=== LISTING ===

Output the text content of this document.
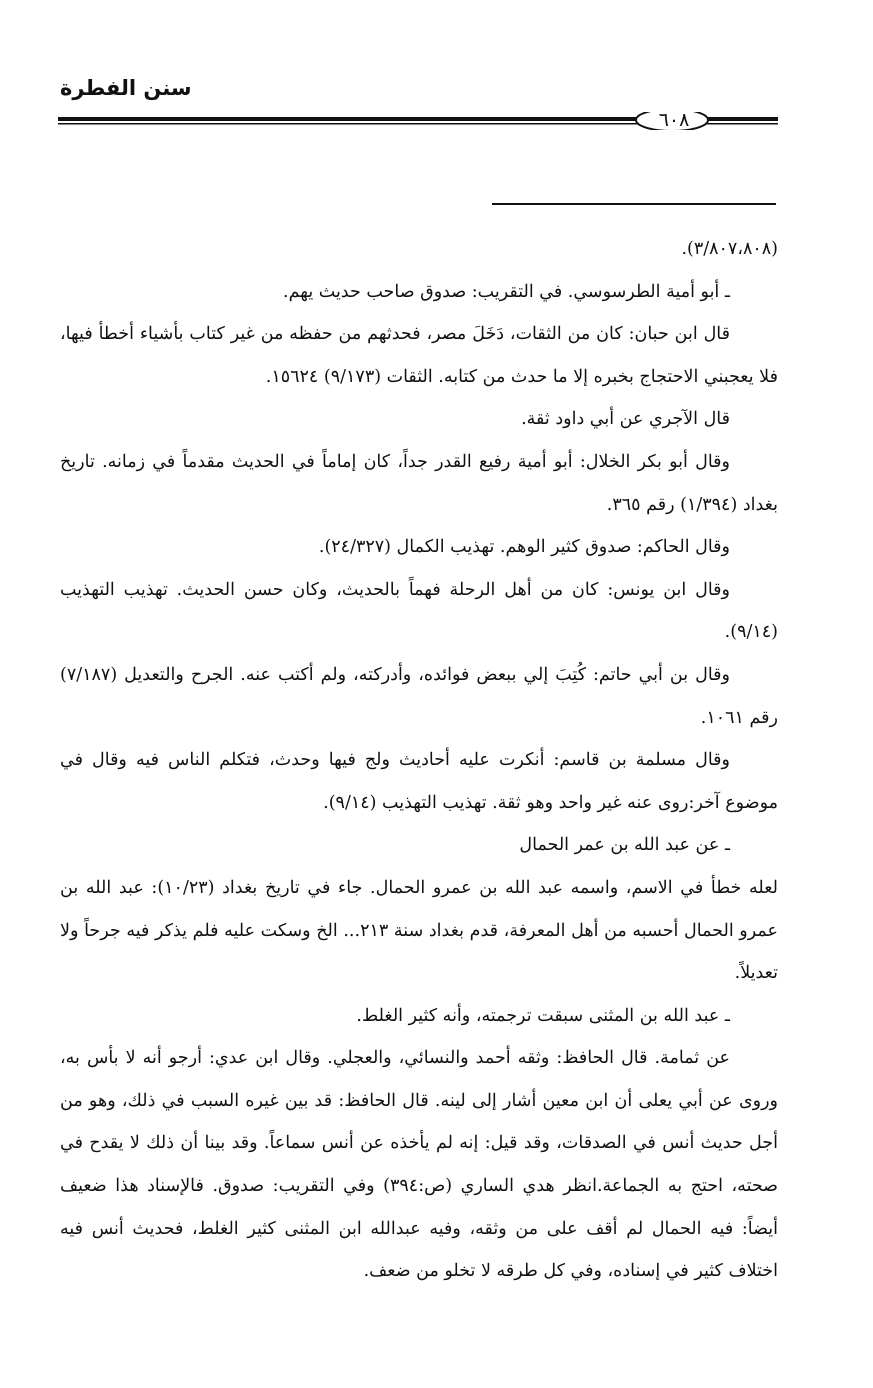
سنن الفطرة
٦٠٨

(٣/٨٠٧،٨٠٨).

ـ أبو أمية الطرسوسي. في التقريب: صدوق صاحب حديث يهم.

قال ابن حبان: كان من الثقات، دَخَلَ مصر، فحدثهم من حفظه من غير كتاب بأشياء أخطأ فيها، فلا يعجبني الاحتجاج بخبره إلا ما حدث من كتابه. الثقات (٩/١٧٣) ١٥٦٢٤.

قال الآجري عن أبي داود ثقة.

وقال أبو بكر الخلال: أبو أمية رفيع القدر جداً، كان إماماً في الحديث مقدماً في زمانه. تاريخ بغداد (١/٣٩٤) رقم ٣٦٥.

وقال الحاكم: صدوق كثير الوهم. تهذيب الكمال (٢٤/٣٢٧).

وقال ابن يونس: كان من أهل الرحلة فهماً بالحديث، وكان حسن الحديث. تهذيب التهذيب (٩/١٤).

وقال بن أبي حاتم: كُتِبَ إلي ببعض فوائده، وأدركته، ولم أكتب عنه. الجرح والتعديل (٧/١٨٧) رقم ١٠٦١.

وقال مسلمة بن قاسم: أنكرت عليه أحاديث ولج فيها وحدث، فتكلم الناس فيه وقال في موضوع آخر:روى عنه غير واحد وهو ثقة. تهذيب التهذيب (٩/١٤).

ـ عن عبد الله بن عمر الحمال

لعله خطأ في الاسم، واسمه عبد الله بن عمرو الحمال. جاء في تاريخ بغداد (١٠/٢٣): عبد الله بن عمرو الحمال أحسبه من أهل المعرفة، قدم بغداد سنة ٢١٣... الخ وسكت عليه فلم يذكر فيه جرحاً ولا تعديلاً.

ـ عبد الله بن المثنى سبقت ترجمته، وأنه كثير الغلط.

عن ثمامة. قال الحافظ: وثقه أحمد والنسائي، والعجلي. وقال ابن عدي: أرجو أنه لا بأس به، وروى عن أبي يعلى أن ابن معين أشار إلى لينه. قال الحافظ: قد بين غيره السبب في ذلك، وهو من أجل حديث أنس في الصدقات، وقد قيل: إنه لم يأخذه عن أنس سماعاً. وقد بينا أن ذلك لا يقدح في صحته، احتج به الجماعة.انظر هدي الساري (ص:٣٩٤) وفي التقريب: صدوق. فالإسناد هذا ضعيف أيضاً: فيه الحمال لم أقف على من وثقه، وفيه عبدالله ابن المثنى كثير الغلط، فحديث أنس فيه اختلاف كثير في إسناده، وفي كل طرقه لا تخلو من ضعف.
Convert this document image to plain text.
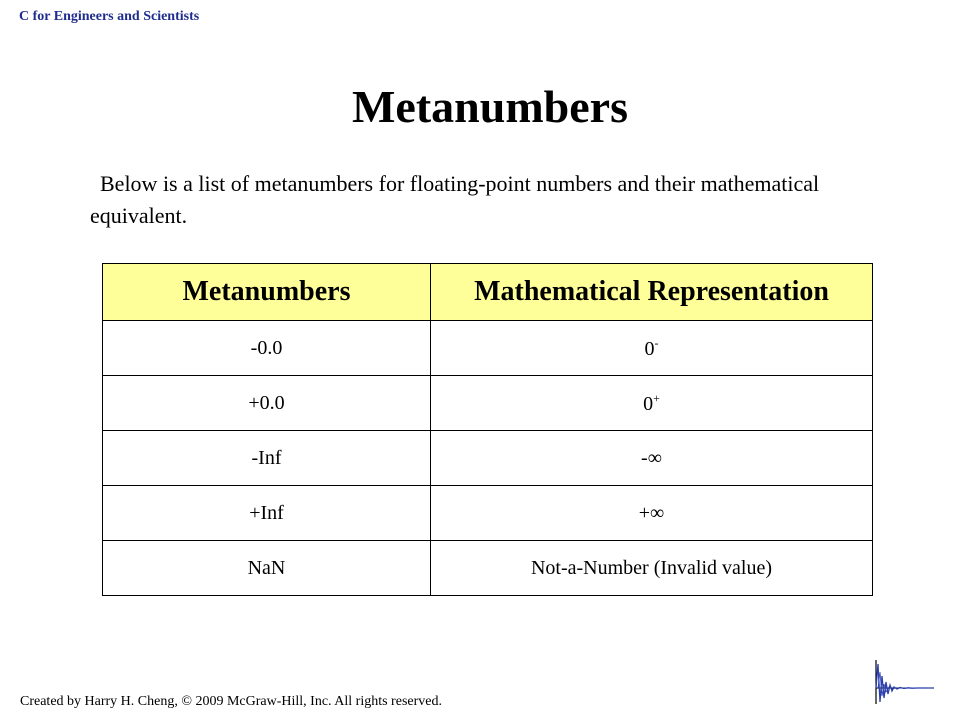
C for Engineers and Scientists
Metanumbers

Below is a list of metanumbers for floating-point numbers and their mathematical equivalent.

Metanumbers	Mathematical Representation
-0.0	0-
+0.0	0+
-Inf	-∞
+Inf	+∞
NaN	Not-a-Number (Invalid value)
Created by Harry H. Cheng, © 2009 McGraw-Hill, Inc. All rights reserved.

===

Your task is to retype all the entries exactly and leave out any pictures.

Output the text content of this document.
سنن الفطرة
٦٠٨

(٣/٨٠٧،٨٠٨).

ـ أبو أمية الطرسوسي. في التقريب: صدوق صاحب حديث يهم.

قال ابن حبان: كان من الثقات، دَخَلَ مصر، فحدثهم من حفظه من غير كتاب بأشياء أخطأ فيها، فلا يعجبني الاحتجاج بخبره إلا ما حدث من كتابه. الثقات (٩/١٧٣) ١٥٦٢٤.

قال الآجري عن أبي داود ثقة.

وقال أبو بكر الخلال: أبو أمية رفيع القدر جداً، كان إماماً في الحديث مقدماً في زمانه. تاريخ بغداد (١/٣٩٤) رقم ٣٦٥.

وقال الحاكم: صدوق كثير الوهم. تهذيب الكمال (٢٤/٣٢٧).

وقال ابن يونس: كان من أهل الرحلة فهماً بالحديث، وكان حسن الحديث. تهذيب التهذيب (٩/١٤).

وقال بن أبي حاتم: كُتِبَ إلي ببعض فوائده، وأدركته، ولم أكتب عنه. الجرح والتعديل (٧/١٨٧) رقم ١٠٦١.

وقال مسلمة بن قاسم: أنكرت عليه أحاديث ولج فيها وحدث، فتكلم الناس فيه وقال في موضوع آخر:روى عنه غير واحد وهو ثقة. تهذيب التهذيب (٩/١٤).

ـ عن عبد الله بن عمر الحمال

لعله خطأ في الاسم، واسمه عبد الله بن عمرو الحمال. جاء في تاريخ بغداد (١٠/٢٣): عبد الله بن عمرو الحمال أحسبه من أهل المعرفة، قدم بغداد سنة ٢١٣... الخ وسكت عليه فلم يذكر فيه جرحاً ولا تعديلاً.

ـ عبد الله بن المثنى سبقت ترجمته، وأنه كثير الغلط.

عن ثمامة. قال الحافظ: وثقه أحمد والنسائي، والعجلي. وقال ابن عدي: أرجو أنه لا بأس به، وروى عن أبي يعلى أن ابن معين أشار إلى لينه. قال الحافظ: قد بين غيره السبب في ذلك، وهو من أجل حديث أنس في الصدقات، وقد قيل: إنه لم يأخذه عن أنس سماعاً. وقد بينا أن ذلك لا يقدح في صحته، احتج به الجماعة.انظر هدي الساري (ص:٣٩٤) وفي التقريب: صدوق. فالإسناد هذا ضعيف أيضاً: فيه الحمال لم أقف على من وثقه، وفيه عبدالله ابن المثنى كثير الغلط، فحديث أنس فيه اختلاف كثير في إسناده، وفي كل طرقه لا تخلو من ضعف.
Convert this document image to plain text.
C for Engineers and Scientists
Metanumbers

Below is a list of metanumbers for floating-point numbers and their mathematical equivalent.

Metanumbers	Mathematical Representation
-0.0	0-
+0.0	0+
-Inf	-∞
+Inf	+∞
NaN	Not-a-Number (Invalid value)
Created by Harry H. Cheng, © 2009 McGraw-Hill, Inc. All rights reserved.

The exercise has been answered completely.